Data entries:
──────────────────────────────

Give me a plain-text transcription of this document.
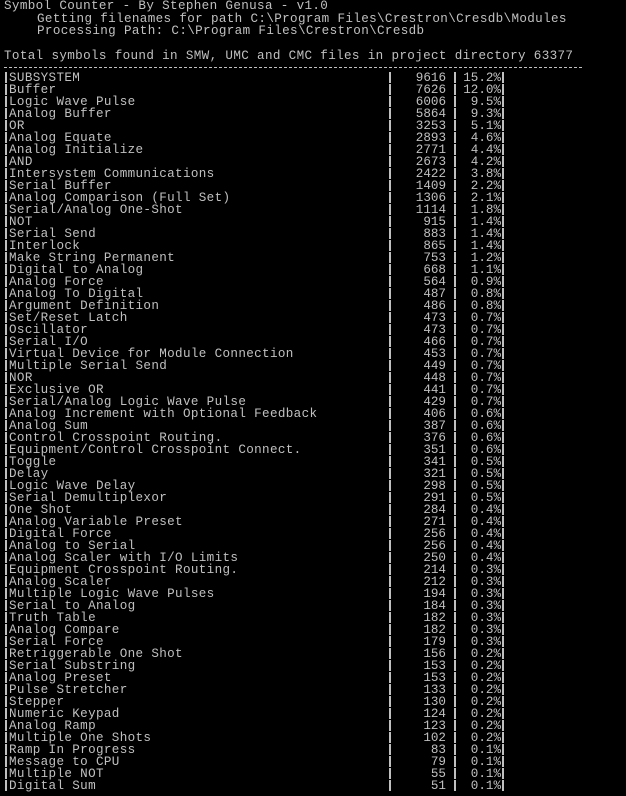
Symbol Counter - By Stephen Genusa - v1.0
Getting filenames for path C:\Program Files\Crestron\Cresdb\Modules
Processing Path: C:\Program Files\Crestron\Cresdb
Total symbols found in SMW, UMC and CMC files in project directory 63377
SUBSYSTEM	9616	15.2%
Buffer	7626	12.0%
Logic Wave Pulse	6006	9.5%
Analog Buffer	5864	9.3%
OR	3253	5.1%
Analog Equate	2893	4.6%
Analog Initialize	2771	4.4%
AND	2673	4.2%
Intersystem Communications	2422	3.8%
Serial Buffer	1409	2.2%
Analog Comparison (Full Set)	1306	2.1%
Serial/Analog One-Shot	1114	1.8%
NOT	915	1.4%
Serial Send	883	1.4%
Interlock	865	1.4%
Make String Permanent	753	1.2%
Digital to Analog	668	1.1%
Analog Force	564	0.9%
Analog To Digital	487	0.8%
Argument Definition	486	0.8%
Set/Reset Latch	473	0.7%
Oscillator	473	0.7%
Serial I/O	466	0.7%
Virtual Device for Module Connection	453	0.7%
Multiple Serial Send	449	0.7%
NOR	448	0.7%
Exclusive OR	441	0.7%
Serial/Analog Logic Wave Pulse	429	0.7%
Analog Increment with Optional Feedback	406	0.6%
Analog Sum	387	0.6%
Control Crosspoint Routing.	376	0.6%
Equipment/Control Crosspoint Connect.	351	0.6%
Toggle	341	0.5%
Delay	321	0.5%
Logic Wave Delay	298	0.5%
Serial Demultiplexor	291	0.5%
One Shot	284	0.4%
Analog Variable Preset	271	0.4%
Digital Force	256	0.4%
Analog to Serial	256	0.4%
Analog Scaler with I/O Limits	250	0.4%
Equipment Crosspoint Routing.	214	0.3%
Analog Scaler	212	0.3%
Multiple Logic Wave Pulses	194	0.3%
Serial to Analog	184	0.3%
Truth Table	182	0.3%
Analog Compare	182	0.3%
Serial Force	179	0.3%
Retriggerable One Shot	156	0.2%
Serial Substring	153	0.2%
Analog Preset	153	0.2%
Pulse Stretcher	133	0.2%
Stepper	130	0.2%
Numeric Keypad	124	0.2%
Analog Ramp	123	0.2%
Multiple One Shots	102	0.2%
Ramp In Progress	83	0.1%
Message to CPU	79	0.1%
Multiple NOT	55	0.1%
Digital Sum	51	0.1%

──────────────────────────────

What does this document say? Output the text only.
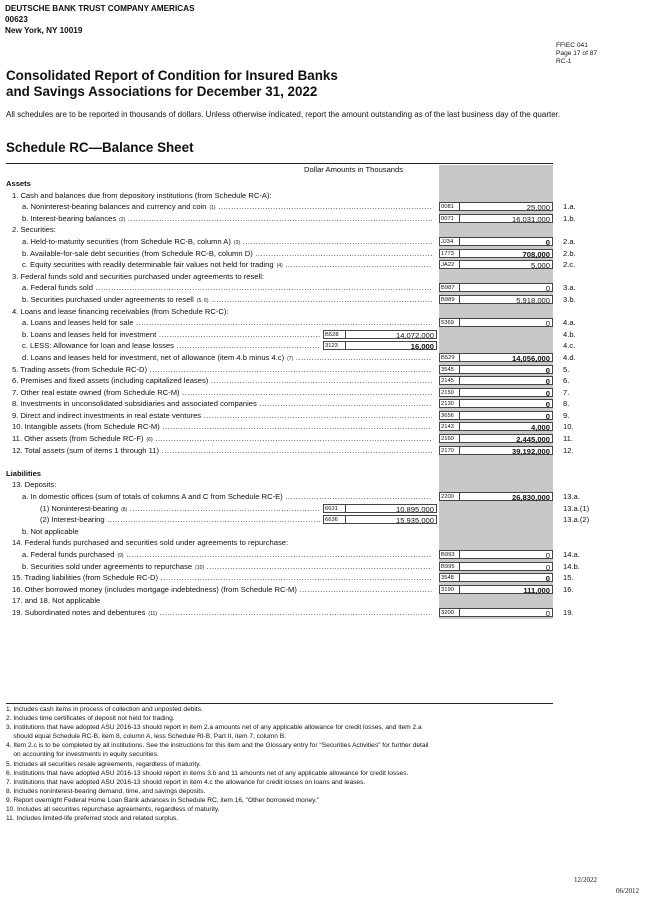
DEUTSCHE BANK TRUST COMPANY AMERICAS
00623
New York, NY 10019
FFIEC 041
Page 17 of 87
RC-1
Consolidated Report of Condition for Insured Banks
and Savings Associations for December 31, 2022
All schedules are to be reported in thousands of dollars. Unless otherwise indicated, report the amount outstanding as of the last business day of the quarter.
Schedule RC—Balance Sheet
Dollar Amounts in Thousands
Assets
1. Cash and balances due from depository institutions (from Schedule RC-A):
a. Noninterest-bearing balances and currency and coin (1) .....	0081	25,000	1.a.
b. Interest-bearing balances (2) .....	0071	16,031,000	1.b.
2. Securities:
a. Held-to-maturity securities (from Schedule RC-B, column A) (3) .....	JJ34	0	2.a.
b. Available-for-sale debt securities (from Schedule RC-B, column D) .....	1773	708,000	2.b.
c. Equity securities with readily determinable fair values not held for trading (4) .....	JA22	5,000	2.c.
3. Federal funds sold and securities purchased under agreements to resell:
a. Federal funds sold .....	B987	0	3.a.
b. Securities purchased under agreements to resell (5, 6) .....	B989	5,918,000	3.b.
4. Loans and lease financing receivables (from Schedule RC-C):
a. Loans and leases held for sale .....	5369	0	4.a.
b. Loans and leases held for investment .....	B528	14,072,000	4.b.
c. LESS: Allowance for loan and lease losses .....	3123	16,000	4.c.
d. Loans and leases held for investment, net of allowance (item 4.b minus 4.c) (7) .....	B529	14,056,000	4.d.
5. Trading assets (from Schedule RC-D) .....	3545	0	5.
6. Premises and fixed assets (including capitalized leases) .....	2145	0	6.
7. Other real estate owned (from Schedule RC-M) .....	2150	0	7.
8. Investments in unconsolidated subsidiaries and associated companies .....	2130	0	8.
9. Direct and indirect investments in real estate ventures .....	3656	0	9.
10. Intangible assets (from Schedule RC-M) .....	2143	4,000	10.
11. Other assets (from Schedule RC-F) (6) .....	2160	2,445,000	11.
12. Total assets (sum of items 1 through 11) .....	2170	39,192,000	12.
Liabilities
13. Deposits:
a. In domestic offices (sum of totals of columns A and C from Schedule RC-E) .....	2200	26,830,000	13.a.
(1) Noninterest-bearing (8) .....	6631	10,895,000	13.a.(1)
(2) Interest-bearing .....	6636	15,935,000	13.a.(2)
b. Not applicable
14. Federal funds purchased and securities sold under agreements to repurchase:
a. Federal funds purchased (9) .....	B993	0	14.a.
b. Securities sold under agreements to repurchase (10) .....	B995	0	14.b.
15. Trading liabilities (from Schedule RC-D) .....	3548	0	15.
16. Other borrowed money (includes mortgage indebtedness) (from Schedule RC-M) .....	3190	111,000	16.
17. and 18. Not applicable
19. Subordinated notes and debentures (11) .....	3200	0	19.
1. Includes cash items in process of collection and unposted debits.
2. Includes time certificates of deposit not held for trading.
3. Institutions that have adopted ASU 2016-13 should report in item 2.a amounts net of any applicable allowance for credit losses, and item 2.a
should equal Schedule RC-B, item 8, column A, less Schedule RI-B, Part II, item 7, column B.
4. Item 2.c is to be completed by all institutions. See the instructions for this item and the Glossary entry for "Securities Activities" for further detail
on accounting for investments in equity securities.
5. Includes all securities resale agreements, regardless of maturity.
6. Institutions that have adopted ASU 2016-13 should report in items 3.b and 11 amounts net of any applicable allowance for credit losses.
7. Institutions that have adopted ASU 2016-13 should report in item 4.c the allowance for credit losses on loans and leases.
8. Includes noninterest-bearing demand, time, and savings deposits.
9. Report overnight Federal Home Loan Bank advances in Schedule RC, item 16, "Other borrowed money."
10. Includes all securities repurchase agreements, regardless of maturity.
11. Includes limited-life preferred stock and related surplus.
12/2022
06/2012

──────────────────────────────

__The task__
Count every line in the listing above that holds "with", then report only the count.

__Solved exercise__
3